**Requirement:**
Word for word, write the lines below out again, with no pictures.

Extracted records
______
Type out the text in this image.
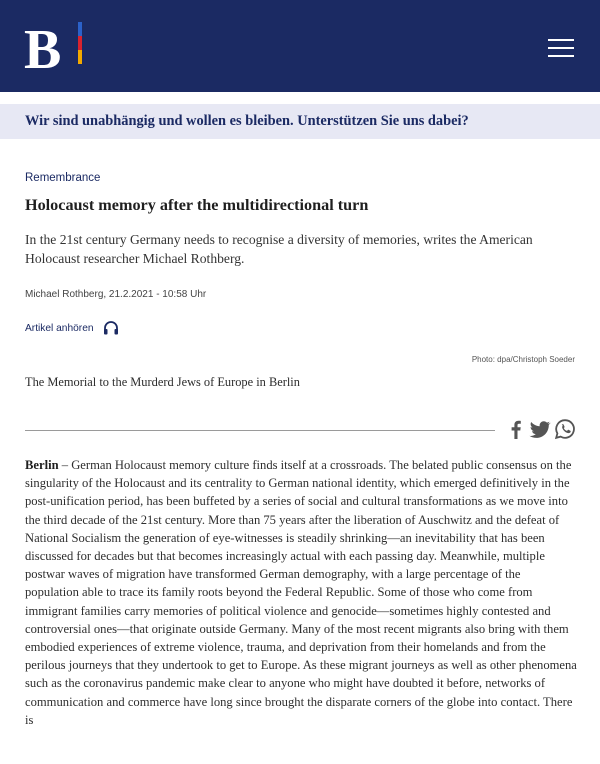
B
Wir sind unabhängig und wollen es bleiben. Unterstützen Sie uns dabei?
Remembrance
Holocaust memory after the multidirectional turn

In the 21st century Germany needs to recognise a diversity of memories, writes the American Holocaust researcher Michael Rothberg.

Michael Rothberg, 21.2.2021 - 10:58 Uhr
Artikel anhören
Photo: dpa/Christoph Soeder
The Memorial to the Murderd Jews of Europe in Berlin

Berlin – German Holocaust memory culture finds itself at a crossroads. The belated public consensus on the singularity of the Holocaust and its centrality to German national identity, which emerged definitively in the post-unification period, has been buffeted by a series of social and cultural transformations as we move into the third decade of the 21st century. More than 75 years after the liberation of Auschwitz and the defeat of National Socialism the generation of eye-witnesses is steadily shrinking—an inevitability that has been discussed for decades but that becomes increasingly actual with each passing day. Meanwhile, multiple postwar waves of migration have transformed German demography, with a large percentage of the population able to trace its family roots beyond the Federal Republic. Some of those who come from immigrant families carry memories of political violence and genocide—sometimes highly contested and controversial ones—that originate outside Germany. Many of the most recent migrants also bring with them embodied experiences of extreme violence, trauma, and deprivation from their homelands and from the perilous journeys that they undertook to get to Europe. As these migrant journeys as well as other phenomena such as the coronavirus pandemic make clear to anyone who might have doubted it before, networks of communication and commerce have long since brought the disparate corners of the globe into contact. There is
______
**Answer to the problem:**
Type out the text in this image.
B
Wir sind unabhängig und wollen es bleiben. Unterstützen Sie uns dabei?
Remembrance
Holocaust memory after the multidirectional turn

In the 21st century Germany needs to recognise a diversity of memories, writes the American Holocaust researcher Michael Rothberg.

Michael Rothberg, 21.2.2021 - 10:58 Uhr
Artikel anhören
Photo: dpa/Christoph Soeder
The Memorial to the Murderd Jews of Europe in Berlin

Berlin – German Holocaust memory culture finds itself at a crossroads. The belated public consensus on the singularity of the Holocaust and its centrality to German national identity, which emerged definitively in the post-unification period, has been buffeted by a series of social and cultural transformations as we move into the third decade of the 21st century. More than 75 years after the liberation of Auschwitz and the defeat of National Socialism the generation of eye-witnesses is steadily shrinking—an inevitability that has been discussed for decades but that becomes increasingly actual with each passing day. Meanwhile, multiple postwar waves of migration have transformed German demography, with a large percentage of the population able to trace its family roots beyond the Federal Republic. Some of those who come from immigrant families carry memories of political violence and genocide—sometimes highly contested and controversial ones—that originate outside Germany. Many of the most recent migrants also bring with them embodied experiences of extreme violence, trauma, and deprivation from their homelands and from the perilous journeys that they undertook to get to Europe. As these migrant journeys as well as other phenomena such as the coronavirus pandemic make clear to anyone who might have doubted it before, networks of communication and commerce have long since brought the disparate corners of the globe into contact. There is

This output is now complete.